Stored entries:
+ + + + + + +

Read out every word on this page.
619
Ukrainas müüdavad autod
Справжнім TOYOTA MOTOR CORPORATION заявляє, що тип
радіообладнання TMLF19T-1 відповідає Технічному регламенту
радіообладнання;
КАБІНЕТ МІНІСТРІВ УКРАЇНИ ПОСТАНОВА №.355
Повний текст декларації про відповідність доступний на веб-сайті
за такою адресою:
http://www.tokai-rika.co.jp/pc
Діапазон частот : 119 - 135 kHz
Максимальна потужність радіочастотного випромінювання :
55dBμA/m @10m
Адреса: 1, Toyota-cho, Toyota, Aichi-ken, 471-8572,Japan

+ + + + + + +

What is needed: Every entry needs to be retyped exactly.

Solution to this problem:
Read out every word on this page.
619
Ukrainas müüdavad autod
Справжнім TOYOTA MOTOR CORPORATION заявляє, що тип
радіообладнання TMLF19T-1 відповідає Технічному регламенту
радіообладнання;
КАБІНЕТ МІНІСТРІВ УКРАЇНИ ПОСТАНОВА №.355
Повний текст декларації про відповідність доступний на веб-сайті
за такою адресою:
http://www.tokai-rika.co.jp/pc
Діапазон частот : 119 - 135 kHz
Максимальна потужність радіочастотного випромінювання :
55dBμA/m @10m
Адреса: 1, Toyota-cho, Toyota, Aichi-ken, 471-8572,Japan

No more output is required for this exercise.